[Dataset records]
========
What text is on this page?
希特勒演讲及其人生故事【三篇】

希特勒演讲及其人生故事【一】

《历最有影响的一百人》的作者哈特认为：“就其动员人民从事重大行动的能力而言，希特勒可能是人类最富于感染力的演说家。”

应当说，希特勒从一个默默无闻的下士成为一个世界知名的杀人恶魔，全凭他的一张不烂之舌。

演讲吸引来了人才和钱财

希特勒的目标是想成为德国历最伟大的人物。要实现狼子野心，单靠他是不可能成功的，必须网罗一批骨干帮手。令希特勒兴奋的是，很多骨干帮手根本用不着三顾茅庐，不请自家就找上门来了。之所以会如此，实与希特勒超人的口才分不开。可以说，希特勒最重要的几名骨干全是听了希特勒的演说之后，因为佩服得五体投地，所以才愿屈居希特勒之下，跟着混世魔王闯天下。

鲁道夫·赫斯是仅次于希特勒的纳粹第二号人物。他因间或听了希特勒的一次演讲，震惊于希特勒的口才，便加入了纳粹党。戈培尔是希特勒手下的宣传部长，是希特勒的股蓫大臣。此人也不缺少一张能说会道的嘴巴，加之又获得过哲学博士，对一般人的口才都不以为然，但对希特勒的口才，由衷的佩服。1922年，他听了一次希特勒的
========
Your objective —
Copy the records above exactly as they appear.

Output for this task —
What text is on this page?
希特勒演讲及其人生故事【三篇】

希特勒演讲及其人生故事【一】

《历最有影响的一百人》的作者哈特认为：“就其动员人民从事重大行动的能力而言，希特勒可能是人类最富于感染力的演说家。”

应当说，希特勒从一个默默无闻的下士成为一个世界知名的杀人恶魔，全凭他的一张不烂之舌。

演讲吸引来了人才和钱财

希特勒的目标是想成为德国历最伟大的人物。要实现狼子野心，单靠他是不可能成功的，必须网罗一批骨干帮手。令希特勒兴奋的是，很多骨干帮手根本用不着三顾茅庐，不请自家就找上门来了。之所以会如此，实与希特勒超人的口才分不开。可以说，希特勒最重要的几名骨干全是听了希特勒的演说之后，因为佩服得五体投地，所以才愿屈居希特勒之下，跟着混世魔王闯天下。

鲁道夫·赫斯是仅次于希特勒的纳粹第二号人物。他因间或听了希特勒的一次演讲，震惊于希特勒的口才，便加入了纳粹党。戈培尔是希特勒手下的宣传部长，是希特勒的股蓫大臣。此人也不缺少一张能说会道的嘴巴，加之又获得过哲学博士，对一般人的口才都不以为然，但对希特勒的口才，由衷的佩服。1922年，他听了一次希特勒的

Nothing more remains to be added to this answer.